((

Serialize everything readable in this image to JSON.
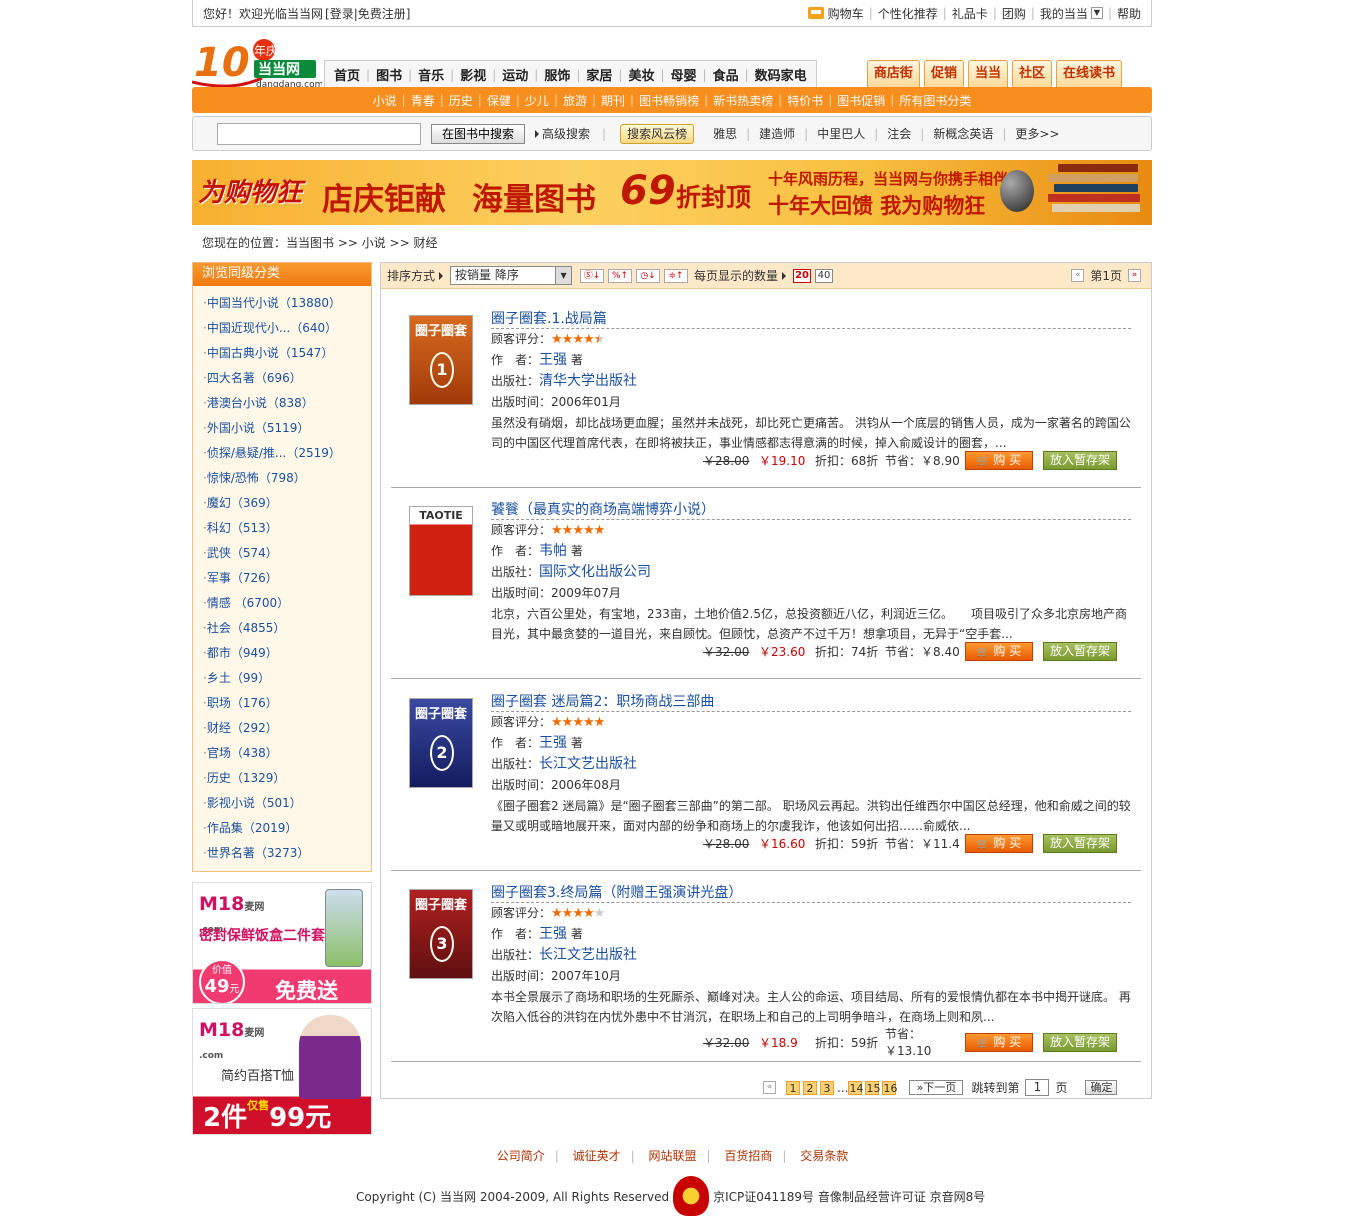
{
  "topbar": {
    "welcome": "您好！欢迎光临当当网",
    "login": "[登录",
    "register": "|免费注册]",
    "links": [
      "购物车",
      "个性化推荐",
      "礼品卡",
      "团购",
      "我的当当",
      "帮助"
    ]
  },
  "logo": {
    "text": "当当网",
    "sub": "dangdang.com",
    "years": "10",
    "badge": "年庆"
  },
  "mainnav": [
    "首页",
    "图书",
    "音乐",
    "影视",
    "运动",
    "服饰",
    "家居",
    "美妆",
    "母婴",
    "食品",
    "数码家电"
  ],
  "rightnav": [
    "商店街",
    "促销",
    "当当",
    "社区",
    "在线读书"
  ],
  "subnav": [
    "小说",
    "青春",
    "历史",
    "保健",
    "少儿",
    "旅游",
    "期刊",
    "图书畅销榜",
    "新书热卖榜",
    "特价书",
    "图书促销",
    "所有图书分类"
  ],
  "search": {
    "button": "在图书中搜索",
    "advanced": "高级搜索",
    "hot": "搜索风云榜",
    "hotlinks": [
      "雅思",
      "建造师",
      "中里巴人",
      "注会",
      "新概念英语",
      "更多>>"
    ]
  },
  "banner": {
    "logo": "为购物狂",
    "t1": "店庆钜献",
    "t2": "海量图书",
    "t3": "69",
    "t4": "折封顶",
    "t5": "十年风雨历程，当当网与你携手相伴",
    "t6": "十年大回馈 我为购物狂"
  },
  "breadcrumb": "您现在的位置：当当图书 >> 小说 >> 财经",
  "sidebar": {
    "title": "浏览同级分类",
    "items": [
      "中国当代小说（13880）",
      "中国近现代小...（640）",
      "中国古典小说（1547）",
      "四大名著（696）",
      "港澳台小说（838）",
      "外国小说（5119）",
      "侦探/悬疑/推...（2519）",
      "惊悚/恐怖（798）",
      "魔幻（369）",
      "科幻（513）",
      "武侠（574）",
      "军事（726）",
      "情感 （6700）",
      "社会（4855）",
      "都市（949）",
      "乡土（99）",
      "职场（176）",
      "财经（292）",
      "官场（438）",
      "历史（1329）",
      "影视小说（501）",
      "作品集（2019）",
      "世界名著（3273）"
    ]
  },
  "ads": [
    {
      "logo": "M18",
      "logo_sub": "麦网",
      "logo_url": ".com",
      "text": "密封保鲜饭盒二件套",
      "price_label": "价值",
      "price": "49",
      "price_unit": "元",
      "promo": "免费送"
    },
    {
      "logo": "M18",
      "logo_sub": "麦网",
      "logo_url": ".com",
      "text": "简约百搭T恤",
      "promo": "2件",
      "promo_small": "仅售",
      "promo_price": "99元"
    }
  ],
  "toolbar": {
    "sort_label": "排序方式",
    "sort_value": "按销量  降序",
    "perpage_label": "每页显示的数量",
    "perpage": [
      "20",
      "40"
    ],
    "page": "第1页"
  },
  "labels": {
    "rating": "顾客评分：",
    "author": "作　者：",
    "publisher": "出版社：",
    "date": "出版时间：",
    "discount": "折扣：",
    "save": "节省：",
    "buy": "购 买",
    "wish": "放入暂存架",
    "by": "著"
  },
  "items": [
    {
      "title": "圈子圈套.1.战局篇",
      "rating": 4.5,
      "author": "王强",
      "publisher": "清华大学出版社",
      "date": "2006年01月",
      "desc": "虽然没有硝烟，却比战场更血腥；虽然并未战死，却比死亡更痛苦。 洪钧从一个底层的销售人员，成为一家著名的跨国公司的中国区代理首席代表，在即将被扶正，事业情感都志得意满的时候，掉入俞威设计的圈套，...",
      "list_price": "￥28.00",
      "sale_price": "￥19.10",
      "discount": "68折",
      "save": "￥8.90",
      "cover_title": "圈子圈套",
      "cover_num": "1",
      "cover_color": "#c05010"
    },
    {
      "title": "饕餮（最真实的商场高端博弈小说）",
      "rating": 5,
      "author": "韦帕",
      "publisher": "国际文化出版公司",
      "date": "2009年07月",
      "desc": "北京，六百公里处，有宝地，233亩，土地价值2.5亿，总投资额近八亿，利润近三亿。　　项目吸引了众多北京房地产商目光，其中最贪婪的一道目光，来自顾忱。但顾忱，总资产不过千万！想拿项目，无异于“空手套...",
      "list_price": "￥32.00",
      "sale_price": "￥23.60",
      "discount": "74折",
      "save": "￥8.40",
      "cover_title": "TAOTIE",
      "cover_num": "",
      "cover_color": "#d02010"
    },
    {
      "title": "圈子圈套 迷局篇2：职场商战三部曲",
      "rating": 5,
      "author": "王强",
      "publisher": "长江文艺出版社",
      "date": "2006年08月",
      "desc": "《圈子圈套2 迷局篇》是“圈子圈套三部曲”的第二部。 职场风云再起。洪钧出任维西尔中国区总经理，他和俞威之间的较量又或明或暗地展开来，面对内部的纷争和商场上的尔虞我诈，他该如何出招……俞威依...",
      "list_price": "￥28.00",
      "sale_price": "￥16.60",
      "discount": "59折",
      "save": "￥11.4",
      "cover_title": "圈子圈套",
      "cover_num": "2",
      "cover_color": "#202a80"
    },
    {
      "title": "圈子圈套3.终局篇（附赠王强演讲光盘）",
      "rating": 4,
      "author": "王强",
      "publisher": "长江文艺出版社",
      "date": "2007年10月",
      "desc": "本书全景展示了商场和职场的生死厮杀、巅峰对决。主人公的命运、项目结局、所有的爱恨情仇都在本书中揭开谜底。 再次陷入低谷的洪钧在内忧外患中不甘消沉，在职场上和自己的上司明争暗斗，在商场上则和夙...",
      "list_price": "￥32.00",
      "sale_price": "￥18.9",
      "discount": "59折",
      "save": "￥13.10",
      "cover_title": "圈子圈套",
      "cover_num": "3",
      "cover_color": "#901818"
    }
  ],
  "pager": {
    "pages": [
      "1",
      "2",
      "3",
      "...",
      "14",
      "15",
      "16"
    ],
    "next": "»下一页",
    "jump": "跳转到第",
    "jump_value": "1",
    "page_unit": "页",
    "ok": "确定"
  },
  "footer": {
    "links": [
      "公司简介",
      "诚征英才",
      "网站联盟",
      "百货招商",
      "交易条款"
    ],
    "copyright": "Copyright (C) 当当网 2004-2009, All Rights Reserved",
    "icp": "京ICP证041189号 音像制品经营许可证 京音网8号"
  }
}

))

- Task details
Extract every line of the data exactly; pictures stay out.

- Result below
Serialize everything readable in this image to JSON.
{
  "topbar": {
    "welcome": "您好！欢迎光临当当网",
    "login": "[登录",
    "register": "|免费注册]",
    "links": [
      "购物车",
      "个性化推荐",
      "礼品卡",
      "团购",
      "我的当当",
      "帮助"
    ]
  },
  "logo": {
    "text": "当当网",
    "sub": "dangdang.com",
    "years": "10",
    "badge": "年庆"
  },
  "mainnav": [
    "首页",
    "图书",
    "音乐",
    "影视",
    "运动",
    "服饰",
    "家居",
    "美妆",
    "母婴",
    "食品",
    "数码家电"
  ],
  "rightnav": [
    "商店街",
    "促销",
    "当当",
    "社区",
    "在线读书"
  ],
  "subnav": [
    "小说",
    "青春",
    "历史",
    "保健",
    "少儿",
    "旅游",
    "期刊",
    "图书畅销榜",
    "新书热卖榜",
    "特价书",
    "图书促销",
    "所有图书分类"
  ],
  "search": {
    "button": "在图书中搜索",
    "advanced": "高级搜索",
    "hot": "搜索风云榜",
    "hotlinks": [
      "雅思",
      "建造师",
      "中里巴人",
      "注会",
      "新概念英语",
      "更多>>"
    ]
  },
  "banner": {
    "logo": "为购物狂",
    "t1": "店庆钜献",
    "t2": "海量图书",
    "t3": "69",
    "t4": "折封顶",
    "t5": "十年风雨历程，当当网与你携手相伴",
    "t6": "十年大回馈 我为购物狂"
  },
  "breadcrumb": "您现在的位置：当当图书 >> 小说 >> 财经",
  "sidebar": {
    "title": "浏览同级分类",
    "items": [
      "中国当代小说（13880）",
      "中国近现代小...（640）",
      "中国古典小说（1547）",
      "四大名著（696）",
      "港澳台小说（838）",
      "外国小说（5119）",
      "侦探/悬疑/推...（2519）",
      "惊悚/恐怖（798）",
      "魔幻（369）",
      "科幻（513）",
      "武侠（574）",
      "军事（726）",
      "情感 （6700）",
      "社会（4855）",
      "都市（949）",
      "乡土（99）",
      "职场（176）",
      "财经（292）",
      "官场（438）",
      "历史（1329）",
      "影视小说（501）",
      "作品集（2019）",
      "世界名著（3273）"
    ]
  },
  "ads": [
    {
      "logo": "M18",
      "logo_sub": "麦网",
      "logo_url": ".com",
      "text": "密封保鲜饭盒二件套",
      "price_label": "价值",
      "price": "49",
      "price_unit": "元",
      "promo": "免费送"
    },
    {
      "logo": "M18",
      "logo_sub": "麦网",
      "logo_url": ".com",
      "text": "简约百搭T恤",
      "promo": "2件",
      "promo_small": "仅售",
      "promo_price": "99元"
    }
  ],
  "toolbar": {
    "sort_label": "排序方式",
    "sort_value": "按销量  降序",
    "perpage_label": "每页显示的数量",
    "perpage": [
      "20",
      "40"
    ],
    "page": "第1页"
  },
  "labels": {
    "rating": "顾客评分：",
    "author": "作　者：",
    "publisher": "出版社：",
    "date": "出版时间：",
    "discount": "折扣：",
    "save": "节省：",
    "buy": "购 买",
    "wish": "放入暂存架",
    "by": "著"
  },
  "items": [
    {
      "title": "圈子圈套.1.战局篇",
      "rating": 4.5,
      "author": "王强",
      "publisher": "清华大学出版社",
      "date": "2006年01月",
      "desc": "虽然没有硝烟，却比战场更血腥；虽然并未战死，却比死亡更痛苦。 洪钧从一个底层的销售人员，成为一家著名的跨国公司的中国区代理首席代表，在即将被扶正，事业情感都志得意满的时候，掉入俞威设计的圈套，...",
      "list_price": "￥28.00",
      "sale_price": "￥19.10",
      "discount": "68折",
      "save": "￥8.90",
      "cover_title": "圈子圈套",
      "cover_num": "1",
      "cover_color": "#c05010"
    },
    {
      "title": "饕餮（最真实的商场高端博弈小说）",
      "rating": 5,
      "author": "韦帕",
      "publisher": "国际文化出版公司",
      "date": "2009年07月",
      "desc": "北京，六百公里处，有宝地，233亩，土地价值2.5亿，总投资额近八亿，利润近三亿。　　项目吸引了众多北京房地产商目光，其中最贪婪的一道目光，来自顾忱。但顾忱，总资产不过千万！想拿项目，无异于“空手套...",
      "list_price": "￥32.00",
      "sale_price": "￥23.60",
      "discount": "74折",
      "save": "￥8.40",
      "cover_title": "TAOTIE",
      "cover_num": "",
      "cover_color": "#d02010"
    },
    {
      "title": "圈子圈套 迷局篇2：职场商战三部曲",
      "rating": 5,
      "author": "王强",
      "publisher": "长江文艺出版社",
      "date": "2006年08月",
      "desc": "《圈子圈套2 迷局篇》是“圈子圈套三部曲”的第二部。 职场风云再起。洪钧出任维西尔中国区总经理，他和俞威之间的较量又或明或暗地展开来，面对内部的纷争和商场上的尔虞我诈，他该如何出招……俞威依...",
      "list_price": "￥28.00",
      "sale_price": "￥16.60",
      "discount": "59折",
      "save": "￥11.4",
      "cover_title": "圈子圈套",
      "cover_num": "2",
      "cover_color": "#202a80"
    },
    {
      "title": "圈子圈套3.终局篇（附赠王强演讲光盘）",
      "rating": 4,
      "author": "王强",
      "publisher": "长江文艺出版社",
      "date": "2007年10月",
      "desc": "本书全景展示了商场和职场的生死厮杀、巅峰对决。主人公的命运、项目结局、所有的爱恨情仇都在本书中揭开谜底。 再次陷入低谷的洪钧在内忧外患中不甘消沉，在职场上和自己的上司明争暗斗，在商场上则和夙...",
      "list_price": "￥32.00",
      "sale_price": "￥18.9",
      "discount": "59折",
      "save": "￥13.10",
      "cover_title": "圈子圈套",
      "cover_num": "3",
      "cover_color": "#901818"
    }
  ],
  "pager": {
    "pages": [
      "1",
      "2",
      "3",
      "...",
      "14",
      "15",
      "16"
    ],
    "next": "»下一页",
    "jump": "跳转到第",
    "jump_value": "1",
    "page_unit": "页",
    "ok": "确定"
  },
  "footer": {
    "links": [
      "公司简介",
      "诚征英才",
      "网站联盟",
      "百货招商",
      "交易条款"
    ],
    "copyright": "Copyright (C) 当当网 2004-2009, All Rights Reserved",
    "icp": "京ICP证041189号 音像制品经营许可证 京音网8号"
  }
}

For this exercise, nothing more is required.